*What you have to do:*
Below are records to be output exactly, every one of them.

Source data
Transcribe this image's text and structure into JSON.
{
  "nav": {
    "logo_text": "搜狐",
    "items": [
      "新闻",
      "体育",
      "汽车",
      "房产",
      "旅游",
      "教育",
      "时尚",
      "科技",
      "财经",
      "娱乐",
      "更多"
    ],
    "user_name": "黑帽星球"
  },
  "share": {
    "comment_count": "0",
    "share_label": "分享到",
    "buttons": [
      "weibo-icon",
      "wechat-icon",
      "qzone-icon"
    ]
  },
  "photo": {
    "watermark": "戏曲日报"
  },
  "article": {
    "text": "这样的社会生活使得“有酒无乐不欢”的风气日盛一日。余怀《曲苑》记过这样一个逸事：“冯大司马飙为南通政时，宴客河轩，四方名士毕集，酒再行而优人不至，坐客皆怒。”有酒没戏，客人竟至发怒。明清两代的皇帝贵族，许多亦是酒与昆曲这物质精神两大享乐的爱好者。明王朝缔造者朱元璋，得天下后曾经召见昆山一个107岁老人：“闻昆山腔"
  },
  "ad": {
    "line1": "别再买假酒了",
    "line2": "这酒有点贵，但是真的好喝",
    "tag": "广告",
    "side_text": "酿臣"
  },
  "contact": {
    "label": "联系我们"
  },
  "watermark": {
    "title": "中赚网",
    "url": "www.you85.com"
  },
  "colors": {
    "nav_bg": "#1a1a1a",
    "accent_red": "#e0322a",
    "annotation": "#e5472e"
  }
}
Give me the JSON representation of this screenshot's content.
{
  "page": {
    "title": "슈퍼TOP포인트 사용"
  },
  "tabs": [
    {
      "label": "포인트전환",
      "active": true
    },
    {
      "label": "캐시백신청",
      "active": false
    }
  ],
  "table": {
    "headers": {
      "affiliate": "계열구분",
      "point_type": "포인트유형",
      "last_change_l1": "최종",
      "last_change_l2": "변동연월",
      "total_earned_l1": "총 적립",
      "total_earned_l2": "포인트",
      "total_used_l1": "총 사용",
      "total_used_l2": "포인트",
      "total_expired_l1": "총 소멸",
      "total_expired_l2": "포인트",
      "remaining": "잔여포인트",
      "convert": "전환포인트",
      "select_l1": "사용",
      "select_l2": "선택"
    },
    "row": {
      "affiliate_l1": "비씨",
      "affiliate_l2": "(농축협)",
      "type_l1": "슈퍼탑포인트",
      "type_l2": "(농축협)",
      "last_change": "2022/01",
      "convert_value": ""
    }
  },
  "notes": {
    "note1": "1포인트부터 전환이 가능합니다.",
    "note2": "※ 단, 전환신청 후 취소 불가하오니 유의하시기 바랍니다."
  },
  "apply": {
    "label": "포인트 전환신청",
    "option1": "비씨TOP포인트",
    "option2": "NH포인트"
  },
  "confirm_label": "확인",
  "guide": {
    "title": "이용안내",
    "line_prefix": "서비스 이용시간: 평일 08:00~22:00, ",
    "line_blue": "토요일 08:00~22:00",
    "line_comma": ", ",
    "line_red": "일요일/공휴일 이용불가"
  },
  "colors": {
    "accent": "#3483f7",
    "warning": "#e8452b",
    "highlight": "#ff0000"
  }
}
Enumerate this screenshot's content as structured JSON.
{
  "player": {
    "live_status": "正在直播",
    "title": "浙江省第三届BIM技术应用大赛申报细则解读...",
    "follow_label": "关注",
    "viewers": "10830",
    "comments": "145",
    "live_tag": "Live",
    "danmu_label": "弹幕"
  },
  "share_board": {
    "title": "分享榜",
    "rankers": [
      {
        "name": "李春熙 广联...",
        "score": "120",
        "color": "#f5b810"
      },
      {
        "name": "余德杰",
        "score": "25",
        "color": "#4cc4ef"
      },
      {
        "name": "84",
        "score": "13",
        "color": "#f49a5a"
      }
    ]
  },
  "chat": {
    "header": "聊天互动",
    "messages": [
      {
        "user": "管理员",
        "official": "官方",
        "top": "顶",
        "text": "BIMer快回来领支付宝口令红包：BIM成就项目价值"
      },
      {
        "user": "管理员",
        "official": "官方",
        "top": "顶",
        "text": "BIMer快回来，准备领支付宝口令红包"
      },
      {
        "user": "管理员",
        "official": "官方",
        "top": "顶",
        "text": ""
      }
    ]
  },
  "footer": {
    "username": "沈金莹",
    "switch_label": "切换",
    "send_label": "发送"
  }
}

*Correct answer:*
Transcribe this image's text and structure into JSON.
{
  "nav": {
    "logo_text": "搜狐",
    "items": [
      "新闻",
      "体育",
      "汽车",
      "房产",
      "旅游",
      "教育",
      "时尚",
      "科技",
      "财经",
      "娱乐",
      "更多"
    ],
    "user_name": "黑帽星球"
  },
  "share": {
    "comment_count": "0",
    "share_label": "分享到",
    "buttons": [
      "weibo-icon",
      "wechat-icon",
      "qzone-icon"
    ]
  },
  "photo": {
    "watermark": "戏曲日报"
  },
  "article": {
    "text": "这样的社会生活使得“有酒无乐不欢”的风气日盛一日。余怀《曲苑》记过这样一个逸事：“冯大司马飙为南通政时，宴客河轩，四方名士毕集，酒再行而优人不至，坐客皆怒。”有酒没戏，客人竟至发怒。明清两代的皇帝贵族，许多亦是酒与昆曲这物质精神两大享乐的爱好者。明王朝缔造者朱元璋，得天下后曾经召见昆山一个107岁老人：“闻昆山腔"
  },
  "ad": {
    "line1": "别再买假酒了",
    "line2": "这酒有点贵，但是真的好喝",
    "tag": "广告",
    "side_text": "酿臣"
  },
  "contact": {
    "label": "联系我们"
  },
  "watermark": {
    "title": "中赚网",
    "url": "www.you85.com"
  },
  "colors": {
    "nav_bg": "#1a1a1a",
    "accent_red": "#e0322a",
    "annotation": "#e5472e"
  }
}
Give me the JSON representation of this screenshot's content.
{
  "page": {
    "title": "슈퍼TOP포인트 사용"
  },
  "tabs": [
    {
      "label": "포인트전환",
      "active": true
    },
    {
      "label": "캐시백신청",
      "active": false
    }
  ],
  "table": {
    "headers": {
      "affiliate": "계열구분",
      "point_type": "포인트유형",
      "last_change_l1": "최종",
      "last_change_l2": "변동연월",
      "total_earned_l1": "총 적립",
      "total_earned_l2": "포인트",
      "total_used_l1": "총 사용",
      "total_used_l2": "포인트",
      "total_expired_l1": "총 소멸",
      "total_expired_l2": "포인트",
      "remaining": "잔여포인트",
      "convert": "전환포인트",
      "select_l1": "사용",
      "select_l2": "선택"
    },
    "row": {
      "affiliate_l1": "비씨",
      "affiliate_l2": "(농축협)",
      "type_l1": "슈퍼탑포인트",
      "type_l2": "(농축협)",
      "last_change": "2022/01",
      "convert_value": ""
    }
  },
  "notes": {
    "note1": "1포인트부터 전환이 가능합니다.",
    "note2": "※ 단, 전환신청 후 취소 불가하오니 유의하시기 바랍니다."
  },
  "apply": {
    "label": "포인트 전환신청",
    "option1": "비씨TOP포인트",
    "option2": "NH포인트"
  },
  "confirm_label": "확인",
  "guide": {
    "title": "이용안내",
    "line_prefix": "서비스 이용시간: 평일 08:00~22:00, ",
    "line_blue": "토요일 08:00~22:00",
    "line_comma": ", ",
    "line_red": "일요일/공휴일 이용불가"
  },
  "colors": {
    "accent": "#3483f7",
    "warning": "#e8452b",
    "highlight": "#ff0000"
  }
}
Enumerate this screenshot's content as structured JSON.
{
  "player": {
    "live_status": "正在直播",
    "title": "浙江省第三届BIM技术应用大赛申报细则解读...",
    "follow_label": "关注",
    "viewers": "10830",
    "comments": "145",
    "live_tag": "Live",
    "danmu_label": "弹幕"
  },
  "share_board": {
    "title": "分享榜",
    "rankers": [
      {
        "name": "李春熙 广联...",
        "score": "120",
        "color": "#f5b810"
      },
      {
        "name": "余德杰",
        "score": "25",
        "color": "#4cc4ef"
      },
      {
        "name": "84",
        "score": "13",
        "color": "#f49a5a"
      }
    ]
  },
  "chat": {
    "header": "聊天互动",
    "messages": [
      {
        "user": "管理员",
        "official": "官方",
        "top": "顶",
        "text": "BIMer快回来领支付宝口令红包：BIM成就项目价值"
      },
      {
        "user": "管理员",
        "official": "官方",
        "top": "顶",
        "text": "BIMer快回来，准备领支付宝口令红包"
      },
      {
        "user": "管理员",
        "official": "官方",
        "top": "顶",
        "text": ""
      }
    ]
  },
  "footer": {
    "username": "沈金莹",
    "switch_label": "切换",
    "send_label": "发送"
  }
}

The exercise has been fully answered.